■ Stated goal: In the entries that follow, find the word "development" and report each line it is on.

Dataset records

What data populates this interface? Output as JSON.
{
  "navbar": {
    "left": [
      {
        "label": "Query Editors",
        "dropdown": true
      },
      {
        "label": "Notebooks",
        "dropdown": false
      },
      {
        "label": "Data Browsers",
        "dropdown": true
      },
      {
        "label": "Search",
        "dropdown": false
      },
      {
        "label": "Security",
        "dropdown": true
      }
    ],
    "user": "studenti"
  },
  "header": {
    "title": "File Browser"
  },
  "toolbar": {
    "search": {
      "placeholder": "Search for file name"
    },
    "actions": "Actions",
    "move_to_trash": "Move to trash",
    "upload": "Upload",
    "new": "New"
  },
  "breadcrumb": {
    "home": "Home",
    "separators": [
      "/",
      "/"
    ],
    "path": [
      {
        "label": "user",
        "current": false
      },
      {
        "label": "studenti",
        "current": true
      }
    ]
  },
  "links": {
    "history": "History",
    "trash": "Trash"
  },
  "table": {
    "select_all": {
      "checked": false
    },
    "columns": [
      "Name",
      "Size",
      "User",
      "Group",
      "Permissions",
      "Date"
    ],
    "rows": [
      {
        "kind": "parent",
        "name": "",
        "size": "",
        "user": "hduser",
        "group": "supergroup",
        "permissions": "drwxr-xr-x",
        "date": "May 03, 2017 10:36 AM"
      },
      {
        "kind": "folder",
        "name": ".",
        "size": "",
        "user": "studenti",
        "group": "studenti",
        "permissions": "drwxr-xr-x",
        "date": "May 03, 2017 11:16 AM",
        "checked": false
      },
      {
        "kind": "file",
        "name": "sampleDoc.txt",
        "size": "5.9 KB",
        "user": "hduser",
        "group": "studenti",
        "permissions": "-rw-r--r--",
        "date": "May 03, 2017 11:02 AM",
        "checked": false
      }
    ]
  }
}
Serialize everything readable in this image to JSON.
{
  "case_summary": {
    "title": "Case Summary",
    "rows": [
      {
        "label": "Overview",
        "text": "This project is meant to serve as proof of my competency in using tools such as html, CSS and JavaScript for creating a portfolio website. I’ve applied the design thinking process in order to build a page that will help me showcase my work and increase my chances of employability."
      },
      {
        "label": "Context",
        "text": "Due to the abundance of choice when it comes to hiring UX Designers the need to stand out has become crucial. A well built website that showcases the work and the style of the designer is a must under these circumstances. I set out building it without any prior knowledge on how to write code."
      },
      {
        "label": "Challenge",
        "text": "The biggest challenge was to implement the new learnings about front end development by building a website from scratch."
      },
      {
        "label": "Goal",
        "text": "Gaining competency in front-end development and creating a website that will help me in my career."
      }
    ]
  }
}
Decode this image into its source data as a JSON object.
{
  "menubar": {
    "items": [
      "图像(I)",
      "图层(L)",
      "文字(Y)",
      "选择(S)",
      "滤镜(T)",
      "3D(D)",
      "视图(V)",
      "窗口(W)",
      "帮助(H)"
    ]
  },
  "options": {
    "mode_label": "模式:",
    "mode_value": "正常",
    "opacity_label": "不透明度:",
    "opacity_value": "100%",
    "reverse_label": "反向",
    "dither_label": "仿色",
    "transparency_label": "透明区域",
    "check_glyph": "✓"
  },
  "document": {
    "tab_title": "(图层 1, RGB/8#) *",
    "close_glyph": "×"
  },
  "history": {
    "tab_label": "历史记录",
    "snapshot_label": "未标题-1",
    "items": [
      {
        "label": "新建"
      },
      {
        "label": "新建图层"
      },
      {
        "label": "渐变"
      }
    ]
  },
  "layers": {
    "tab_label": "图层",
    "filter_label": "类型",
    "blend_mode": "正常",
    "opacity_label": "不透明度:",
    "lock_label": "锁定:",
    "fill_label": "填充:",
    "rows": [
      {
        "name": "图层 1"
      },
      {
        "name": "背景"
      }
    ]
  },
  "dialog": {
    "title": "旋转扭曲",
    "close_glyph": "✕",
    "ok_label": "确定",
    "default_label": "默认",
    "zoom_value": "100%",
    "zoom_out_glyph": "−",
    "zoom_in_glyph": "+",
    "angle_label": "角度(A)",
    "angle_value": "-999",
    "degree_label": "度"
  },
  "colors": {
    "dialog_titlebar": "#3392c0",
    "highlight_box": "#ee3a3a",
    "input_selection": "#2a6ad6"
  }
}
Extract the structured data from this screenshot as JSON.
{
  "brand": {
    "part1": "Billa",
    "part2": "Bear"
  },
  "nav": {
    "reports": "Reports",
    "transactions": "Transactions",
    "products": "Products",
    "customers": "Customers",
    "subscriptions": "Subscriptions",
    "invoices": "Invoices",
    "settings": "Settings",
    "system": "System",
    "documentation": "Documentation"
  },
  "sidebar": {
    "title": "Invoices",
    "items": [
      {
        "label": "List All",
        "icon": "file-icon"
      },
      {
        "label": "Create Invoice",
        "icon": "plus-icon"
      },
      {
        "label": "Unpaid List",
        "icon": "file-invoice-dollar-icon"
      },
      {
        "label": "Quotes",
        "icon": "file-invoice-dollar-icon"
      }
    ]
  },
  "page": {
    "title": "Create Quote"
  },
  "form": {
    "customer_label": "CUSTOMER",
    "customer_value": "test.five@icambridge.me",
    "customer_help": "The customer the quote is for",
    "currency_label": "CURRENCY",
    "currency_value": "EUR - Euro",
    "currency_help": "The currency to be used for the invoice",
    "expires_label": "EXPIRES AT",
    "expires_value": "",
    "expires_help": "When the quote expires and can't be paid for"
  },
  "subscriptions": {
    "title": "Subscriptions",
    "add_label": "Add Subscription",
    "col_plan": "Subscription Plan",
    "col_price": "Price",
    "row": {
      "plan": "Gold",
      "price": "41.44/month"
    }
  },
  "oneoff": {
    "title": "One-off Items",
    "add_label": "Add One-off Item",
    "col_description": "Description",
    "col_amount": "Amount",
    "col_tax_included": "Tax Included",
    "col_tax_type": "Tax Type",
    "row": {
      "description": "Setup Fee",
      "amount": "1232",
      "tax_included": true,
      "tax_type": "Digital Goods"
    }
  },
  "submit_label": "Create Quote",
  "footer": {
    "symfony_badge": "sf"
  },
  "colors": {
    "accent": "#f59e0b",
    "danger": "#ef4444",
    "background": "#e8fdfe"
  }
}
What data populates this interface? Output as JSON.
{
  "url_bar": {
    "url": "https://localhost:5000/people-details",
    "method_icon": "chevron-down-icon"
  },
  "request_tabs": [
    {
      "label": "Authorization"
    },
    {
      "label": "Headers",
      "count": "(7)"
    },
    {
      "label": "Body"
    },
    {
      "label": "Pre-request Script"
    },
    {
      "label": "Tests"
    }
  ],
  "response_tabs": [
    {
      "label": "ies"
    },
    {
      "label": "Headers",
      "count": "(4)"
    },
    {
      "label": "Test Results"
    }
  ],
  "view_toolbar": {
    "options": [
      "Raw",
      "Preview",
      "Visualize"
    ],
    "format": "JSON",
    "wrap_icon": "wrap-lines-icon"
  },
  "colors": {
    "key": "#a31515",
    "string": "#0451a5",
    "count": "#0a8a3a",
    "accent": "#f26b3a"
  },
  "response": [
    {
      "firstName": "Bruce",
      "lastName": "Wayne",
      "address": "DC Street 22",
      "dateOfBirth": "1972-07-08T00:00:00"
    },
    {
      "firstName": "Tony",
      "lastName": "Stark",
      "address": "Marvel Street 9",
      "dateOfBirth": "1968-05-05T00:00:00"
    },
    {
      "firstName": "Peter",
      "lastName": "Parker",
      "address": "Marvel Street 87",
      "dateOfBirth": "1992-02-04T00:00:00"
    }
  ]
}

■ Exercise result:
        "text": "The biggest challenge was to implement the new learnings about front end development by building a website from scratch."
        "text": "Gaining competency in front-end development and creating a website that will help me in my career."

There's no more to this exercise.